Data for this exercise —
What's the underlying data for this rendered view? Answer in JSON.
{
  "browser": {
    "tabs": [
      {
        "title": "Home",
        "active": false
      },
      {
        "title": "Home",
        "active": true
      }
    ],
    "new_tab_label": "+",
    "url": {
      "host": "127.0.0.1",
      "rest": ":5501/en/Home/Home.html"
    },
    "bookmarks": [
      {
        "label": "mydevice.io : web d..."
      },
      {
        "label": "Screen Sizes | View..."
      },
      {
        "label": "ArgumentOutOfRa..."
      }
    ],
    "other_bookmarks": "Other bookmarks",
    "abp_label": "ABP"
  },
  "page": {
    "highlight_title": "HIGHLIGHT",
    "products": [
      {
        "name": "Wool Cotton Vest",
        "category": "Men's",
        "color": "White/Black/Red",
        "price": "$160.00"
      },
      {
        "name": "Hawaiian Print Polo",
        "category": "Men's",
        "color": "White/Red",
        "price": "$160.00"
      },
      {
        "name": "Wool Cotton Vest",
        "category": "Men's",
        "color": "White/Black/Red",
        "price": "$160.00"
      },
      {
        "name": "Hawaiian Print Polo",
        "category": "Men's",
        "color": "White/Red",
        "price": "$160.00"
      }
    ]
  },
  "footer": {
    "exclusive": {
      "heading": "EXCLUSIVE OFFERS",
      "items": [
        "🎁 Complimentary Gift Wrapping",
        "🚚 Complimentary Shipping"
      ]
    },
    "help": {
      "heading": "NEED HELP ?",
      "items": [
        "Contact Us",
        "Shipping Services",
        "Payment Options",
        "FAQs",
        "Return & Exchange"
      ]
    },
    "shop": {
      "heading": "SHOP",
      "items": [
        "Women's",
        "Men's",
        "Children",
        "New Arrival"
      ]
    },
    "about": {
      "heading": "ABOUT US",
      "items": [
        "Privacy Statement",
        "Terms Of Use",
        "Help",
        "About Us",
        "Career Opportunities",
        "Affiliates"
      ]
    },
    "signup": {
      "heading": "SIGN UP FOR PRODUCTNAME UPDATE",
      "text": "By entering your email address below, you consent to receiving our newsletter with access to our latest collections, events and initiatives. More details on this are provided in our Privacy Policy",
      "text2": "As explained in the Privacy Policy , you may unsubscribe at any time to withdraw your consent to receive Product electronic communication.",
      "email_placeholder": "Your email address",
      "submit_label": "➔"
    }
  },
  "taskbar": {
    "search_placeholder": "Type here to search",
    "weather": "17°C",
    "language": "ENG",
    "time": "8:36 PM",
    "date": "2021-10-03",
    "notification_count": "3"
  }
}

The exercise — Report how many lines in the data contain the word "address", with no words besides the number.

Task solution — 2